Task instructions
Return all of the lines below exactly as they are.

Listing
==================================================
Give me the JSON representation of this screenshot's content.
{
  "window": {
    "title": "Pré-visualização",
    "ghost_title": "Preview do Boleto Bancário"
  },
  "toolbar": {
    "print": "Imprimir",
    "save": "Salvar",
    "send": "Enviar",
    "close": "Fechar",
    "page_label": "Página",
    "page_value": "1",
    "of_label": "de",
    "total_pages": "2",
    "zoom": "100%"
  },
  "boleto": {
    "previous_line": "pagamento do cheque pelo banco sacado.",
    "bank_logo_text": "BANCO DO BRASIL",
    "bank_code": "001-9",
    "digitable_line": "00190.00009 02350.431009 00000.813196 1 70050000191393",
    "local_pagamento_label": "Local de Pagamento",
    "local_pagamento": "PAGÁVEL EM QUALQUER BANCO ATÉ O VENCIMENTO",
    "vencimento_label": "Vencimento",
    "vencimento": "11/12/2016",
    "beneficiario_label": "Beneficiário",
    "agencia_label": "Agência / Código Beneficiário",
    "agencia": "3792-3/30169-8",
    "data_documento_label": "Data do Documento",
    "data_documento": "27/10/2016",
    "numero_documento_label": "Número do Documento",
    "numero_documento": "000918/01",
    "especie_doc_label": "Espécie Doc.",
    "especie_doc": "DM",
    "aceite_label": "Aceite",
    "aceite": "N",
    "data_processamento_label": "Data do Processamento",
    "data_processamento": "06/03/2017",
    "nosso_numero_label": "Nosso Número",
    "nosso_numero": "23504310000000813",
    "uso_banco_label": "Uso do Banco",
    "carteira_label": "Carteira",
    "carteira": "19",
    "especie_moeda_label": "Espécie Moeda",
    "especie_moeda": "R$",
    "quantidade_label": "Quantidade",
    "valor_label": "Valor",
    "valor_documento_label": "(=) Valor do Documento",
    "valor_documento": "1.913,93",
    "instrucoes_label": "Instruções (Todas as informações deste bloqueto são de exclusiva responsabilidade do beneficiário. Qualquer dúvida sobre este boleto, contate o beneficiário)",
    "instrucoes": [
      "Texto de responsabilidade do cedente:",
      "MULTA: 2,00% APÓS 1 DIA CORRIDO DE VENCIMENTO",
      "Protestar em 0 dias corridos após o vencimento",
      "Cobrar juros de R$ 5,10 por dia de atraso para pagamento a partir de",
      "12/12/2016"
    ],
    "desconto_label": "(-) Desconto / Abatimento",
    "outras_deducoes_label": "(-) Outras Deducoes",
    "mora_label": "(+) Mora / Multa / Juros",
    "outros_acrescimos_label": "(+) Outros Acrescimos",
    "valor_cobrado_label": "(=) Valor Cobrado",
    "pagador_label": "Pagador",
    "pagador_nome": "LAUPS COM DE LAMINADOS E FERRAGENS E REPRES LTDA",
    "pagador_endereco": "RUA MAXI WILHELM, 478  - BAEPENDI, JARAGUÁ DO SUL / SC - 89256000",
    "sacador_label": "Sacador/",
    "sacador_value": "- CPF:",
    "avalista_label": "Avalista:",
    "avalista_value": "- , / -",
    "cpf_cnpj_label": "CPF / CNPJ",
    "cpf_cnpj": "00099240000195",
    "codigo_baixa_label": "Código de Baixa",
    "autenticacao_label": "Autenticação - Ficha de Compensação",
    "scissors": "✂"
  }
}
==================================================
Final answer
Give me the JSON representation of this screenshot's content.
{
  "window": {
    "title": "Pré-visualização",
    "ghost_title": "Preview do Boleto Bancário"
  },
  "toolbar": {
    "print": "Imprimir",
    "save": "Salvar",
    "send": "Enviar",
    "close": "Fechar",
    "page_label": "Página",
    "page_value": "1",
    "of_label": "de",
    "total_pages": "2",
    "zoom": "100%"
  },
  "boleto": {
    "previous_line": "pagamento do cheque pelo banco sacado.",
    "bank_logo_text": "BANCO DO BRASIL",
    "bank_code": "001-9",
    "digitable_line": "00190.00009 02350.431009 00000.813196 1 70050000191393",
    "local_pagamento_label": "Local de Pagamento",
    "local_pagamento": "PAGÁVEL EM QUALQUER BANCO ATÉ O VENCIMENTO",
    "vencimento_label": "Vencimento",
    "vencimento": "11/12/2016",
    "beneficiario_label": "Beneficiário",
    "agencia_label": "Agência / Código Beneficiário",
    "agencia": "3792-3/30169-8",
    "data_documento_label": "Data do Documento",
    "data_documento": "27/10/2016",
    "numero_documento_label": "Número do Documento",
    "numero_documento": "000918/01",
    "especie_doc_label": "Espécie Doc.",
    "especie_doc": "DM",
    "aceite_label": "Aceite",
    "aceite": "N",
    "data_processamento_label": "Data do Processamento",
    "data_processamento": "06/03/2017",
    "nosso_numero_label": "Nosso Número",
    "nosso_numero": "23504310000000813",
    "uso_banco_label": "Uso do Banco",
    "carteira_label": "Carteira",
    "carteira": "19",
    "especie_moeda_label": "Espécie Moeda",
    "especie_moeda": "R$",
    "quantidade_label": "Quantidade",
    "valor_label": "Valor",
    "valor_documento_label": "(=) Valor do Documento",
    "valor_documento": "1.913,93",
    "instrucoes_label": "Instruções (Todas as informações deste bloqueto são de exclusiva responsabilidade do beneficiário. Qualquer dúvida sobre este boleto, contate o beneficiário)",
    "instrucoes": [
      "Texto de responsabilidade do cedente:",
      "MULTA: 2,00% APÓS 1 DIA CORRIDO DE VENCIMENTO",
      "Protestar em 0 dias corridos após o vencimento",
      "Cobrar juros de R$ 5,10 por dia de atraso para pagamento a partir de",
      "12/12/2016"
    ],
    "desconto_label": "(-) Desconto / Abatimento",
    "outras_deducoes_label": "(-) Outras Deducoes",
    "mora_label": "(+) Mora / Multa / Juros",
    "outros_acrescimos_label": "(+) Outros Acrescimos",
    "valor_cobrado_label": "(=) Valor Cobrado",
    "pagador_label": "Pagador",
    "pagador_nome": "LAUPS COM DE LAMINADOS E FERRAGENS E REPRES LTDA",
    "pagador_endereco": "RUA MAXI WILHELM, 478  - BAEPENDI, JARAGUÁ DO SUL / SC - 89256000",
    "sacador_label": "Sacador/",
    "sacador_value": "- CPF:",
    "avalista_label": "Avalista:",
    "avalista_value": "- , / -",
    "cpf_cnpj_label": "CPF / CNPJ",
    "cpf_cnpj": "00099240000195",
    "codigo_baixa_label": "Código de Baixa",
    "autenticacao_label": "Autenticação - Ficha de Compensação",
    "scissors": "✂"
  }
}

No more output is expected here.